TESTO ESTRATTO:
Euro: sin dagli anni sperimentali, fino all’entrata in vigore e ad oggi, non riesco a sopportare l’idea cretina del luogo comune che un Euro è uguale a mille Lire. In questa frase si riversa la debolezza sociale degli Italiani e l’inqualificabilità di un Governo che, avallando questa tesi, nulla ha fatto affinché i cittadini avessero il concetto di un reale scambio-valore dell’economia giornaliera. Addirittura il Ministro dell’Economia ha tentato di farci credere che 1 € di carta vale più di 1 € di ferro. È probabile che per il Ministro 1 kg di paglia pesi più di 1 kg di ferro!

ESERCIZIO A:
Traduca in inglese questa frase del testo estratto sull'euro: «Addirittura il Ministro dell’Economia ha tentato di farci credere che 1 € di carta vale più di 1 € di ferro.»

MATERIALE DELL'ESERCIZIO:
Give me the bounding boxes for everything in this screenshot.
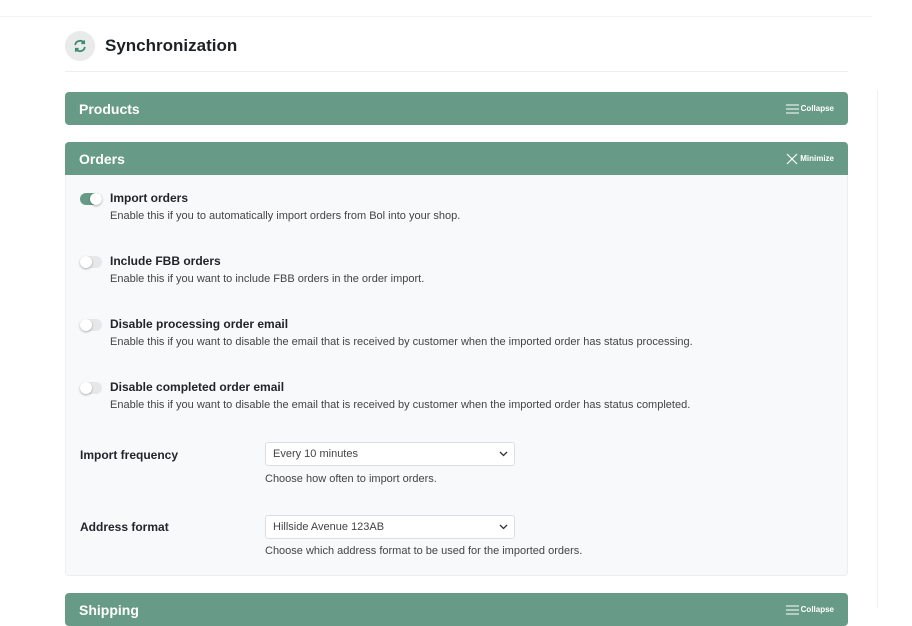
import-frequency-help: Choose how often to import orders. (265, 473, 437, 485)
page-header (65, 31, 848, 72)
close-icon (786, 153, 798, 165)
collapse-button[interactable]: Collapse (786, 104, 834, 114)
disable-processing-email-toggle[interactable] (80, 319, 102, 331)
chevron-down-icon (499, 524, 508, 530)
minimize-button[interactable]: Minimize (786, 153, 834, 165)
disable-completed-email-toggle[interactable] (80, 382, 102, 394)
collapse-button[interactable]: Collapse (786, 605, 834, 615)
shipping-section-header[interactable] (65, 593, 848, 626)
address-format-select[interactable]: Hillside Avenue 123AB (265, 515, 515, 539)
side-divider (877, 90, 878, 608)
sync-icon (65, 31, 95, 61)
orders-section-body: Import orders Enable this if you to automatically import orders from Bol into your shop. Include FBB orders Enable this if you want to include FBB orders in the order import. Disable processing order email Enable this if you want to disable the email that is received by customer when the imported order has status processing. Disable completed order email Enable this if you want to disable the email that is received by customer when the imported order has status completed. Import frequency Every 10 minutes Choose how often to import orders. Address format Hillside Avenue 123AB Choose which address format to be used for the imported orders. (65, 175, 848, 576)
section-title: Orders (79, 150, 125, 167)
menu-icon (786, 104, 799, 114)
products-section-header[interactable] (65, 92, 848, 125)
chevron-down-icon (499, 451, 508, 457)
import-orders-toggle[interactable] (80, 193, 102, 205)
import-frequency-select[interactable]: Every 10 minutes (265, 442, 515, 466)
section-title: Products (79, 100, 140, 117)
menu-icon (786, 605, 799, 615)
top-divider (0, 16, 872, 17)
orders-section-header[interactable] (65, 142, 848, 175)
page-title: Synchronization (105, 36, 238, 55)
import-frequency-label: Import frequency (80, 448, 179, 462)
address-format-label: Address format (80, 520, 169, 534)
section-title: Shipping (79, 601, 139, 618)
address-format-help: Choose which address format to be used for the imported orders. (265, 545, 583, 557)
include-fbb-toggle[interactable] (80, 256, 102, 268)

ESERCIZIO B:
Trascriva senza alcuna modifica le righe dell'elenco comprese tra quella che contiene "import-frequency-help: Choose how" e quella che contiene "disable-completed-email-toggle[interactable] (80, 382, 102, 394)", incluse entrambe.

RISPOSTA COMPLETA A:
The Minister of the Economy even tried to make us believe that €1 in paper is worth more than €1 in iron.

RISPOSTA COMPLETA B:
import-frequency-help: Choose how often to import orders. (265, 473, 437, 485)
page-header (65, 31, 848, 72)
close-icon (786, 153, 798, 165)
collapse-button[interactable]: Collapse (786, 104, 834, 114)
disable-processing-email-toggle[interactable] (80, 319, 102, 331)
chevron-down-icon (499, 524, 508, 530)
minimize-button[interactable]: Minimize (786, 153, 834, 165)
disable-completed-email-toggle[interactable] (80, 382, 102, 394)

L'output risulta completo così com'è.